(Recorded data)
——

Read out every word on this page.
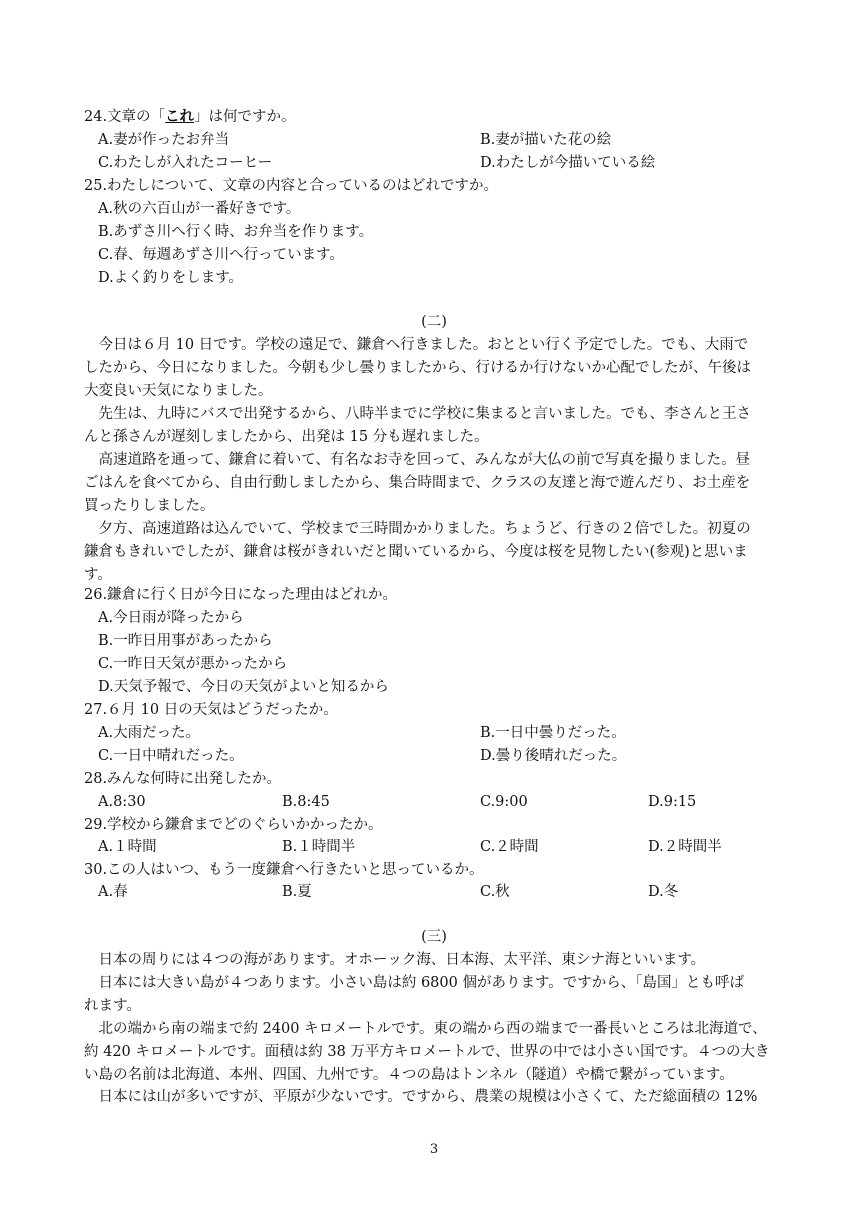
24.文章の「これ」は何ですか。
A.妻が作ったお弁当	B.妻が描いた花の絵
C.わたしが入れたコーヒー	D.わたしが今描いている絵
25.わたしについて、文章の内容と合っているのはどれですか。
A.秋の六百山が一番好きです。
B.あずさ川へ行く時、お弁当を作ります。
C.春、毎週あずさ川へ行っています。
D.よく釣りをします。
(二)
　今日は６月 10 日です。学校の遠足で、鎌倉へ行きました。おととい行く予定でした。でも、大雨で
したから、今日になりました。今朝も少し曇りましたから、行けるか行けないか心配でしたが、午後は
大変良い天気になりました。
　先生は、九時にバスで出発するから、八時半までに学校に集まると言いました。でも、李さんと王さ
んと孫さんが遅刻しましたから、出発は 15 分も遅れました。
　高速道路を通って、鎌倉に着いて、有名なお寺を回って、みんなが大仏の前で写真を撮りました。昼
ごはんを食べてから、自由行動しましたから、集合時間まで、クラスの友達と海で遊んだり、お土産を
買ったりしました。
　夕方、高速道路は込んでいて、学校まで三時間かかりました。ちょうど、行きの２倍でした。初夏の
鎌倉もきれいでしたが、鎌倉は桜がきれいだと聞いているから、今度は桜を見物したい(参观)と思いま
す。
26.鎌倉に行く日が今日になった理由はどれか。
A.今日雨が降ったから
B.一昨日用事があったから
C.一昨日天気が悪かったから
D.天気予報で、今日の天気がよいと知るから
27.６月 10 日の天気はどうだったか。
A.大雨だった。	B.一日中曇りだった。
C.一日中晴れだった。	D.曇り後晴れだった。
28.みんな何時に出発したか。
A.8:30	B.8:45	C.9:00	D.9:15
29.学校から鎌倉までどのぐらいかかったか。
A.１時間	B.１時間半	C.２時間	D.２時間半
30.この人はいつ、もう一度鎌倉へ行きたいと思っているか。
A.春	B.夏	C.秋	D.冬
(三)
　日本の周りには４つの海があります。オホーック海、日本海、太平洋、東シナ海といいます。
　日本には大きい島が４つあります。小さい島は約 6800 個があります。ですから、「島国」とも呼ば
れます。
　北の端から南の端まで約 2400 キロメートルです。東の端から西の端まで一番長いところは北海道で、
約 420 キロメートルです。面積は約 38 万平方キロメートルで、世界の中では小さい国です。４つの大き
い島の名前は北海道、本州、四国、九州です。４つの島はトンネル（隧道）や橋で繋がっています。
　日本には山が多いですが、平原が少ないです。ですから、農業の規模は小さくて、ただ総面積の 12%
3
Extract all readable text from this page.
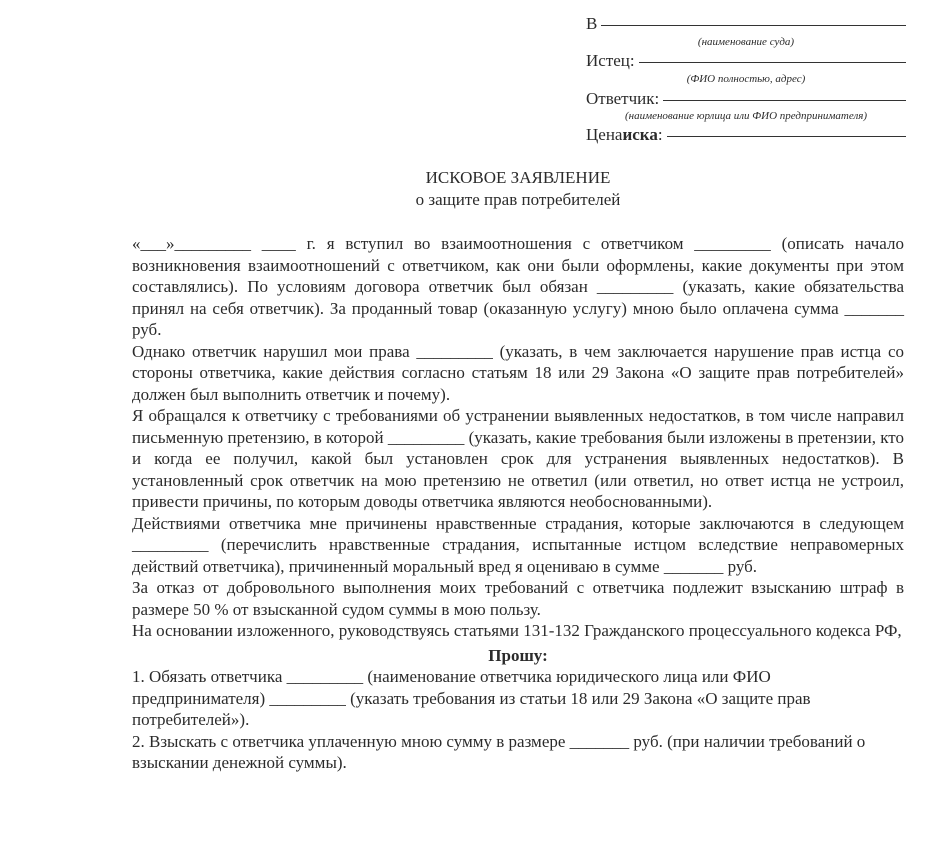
В
(наименование суда)
Истец:
(ФИО полностью, адрес)
Ответчик:
(наименование юрлица или ФИО предпринимателя)
Цена иска :
ИСКОВОЕ ЗАЯВЛЕНИЕ
о защите прав потребителей

«___»_________ ____ г. я вступил во взаимоотношения с ответчиком _________ (описать начало возникновения взаимоотношений с ответчиком, как они были оформлены, какие документы при этом составлялись). По условиям договора ответчик был обязан _________ (указать, какие обязательства принял на себя ответчик). За проданный товар (оказанную услугу) мною было оплачена сумма _______ руб.

Однако ответчик нарушил мои права _________ (указать, в чем заключается нарушение прав истца со стороны ответчика, какие действия согласно статьям 18 или 29 Закона «О защите прав потребителей» должен был выполнить ответчик и почему).

Я обращался к ответчику с требованиями об устранении выявленных недостатков, в том числе направил письменную претензию, в которой _________ (указать, какие требования были изложены в претензии, кто и когда ее получил, какой был установлен срок для устранения выявленных недостатков). В установленный срок ответчик на мою претензию не ответил (или ответил, но ответ истца не устроил, привести причины, по которым доводы ответчика являются необоснованными).

Действиями ответчика мне причинены нравственные страдания, которые заключаются в следующем _________ (перечислить нравственные страдания, испытанные истцом вследствие неправомерных действий ответчика), причиненный моральный вред я оцениваю в сумме _______ руб.

За отказ от добровольного выполнения моих требований с ответчика подлежит взысканию штраф в размере 50 % от взысканной судом суммы в мою пользу.

На основании изложенного, руководствуясь статьями 131-132 Гражданского процессуального кодекса РФ,

Прошу:

1. Обязать ответчика _________ (наименование ответчика юридического лица или ФИО предпринимателя) _________ (указать требования из статьи 18 или 29 Закона «О защите прав потребителей»).

2. Взыскать с ответчика уплаченную мною сумму в размере _______ руб. (при наличии требований о взыскании денежной суммы).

——

§ TASK BRIEF: Scan the material above for the word "ですから". Copy each line where it occurs.

§ SOLVED EXERCISE:
　日本には大きい島が４つあります。小さい島は約 6800 個があります。ですから、「島国」とも呼ば
　日本には山が多いですが、平原が少ないです。ですから、農業の規模は小さくて、ただ総面積の 12%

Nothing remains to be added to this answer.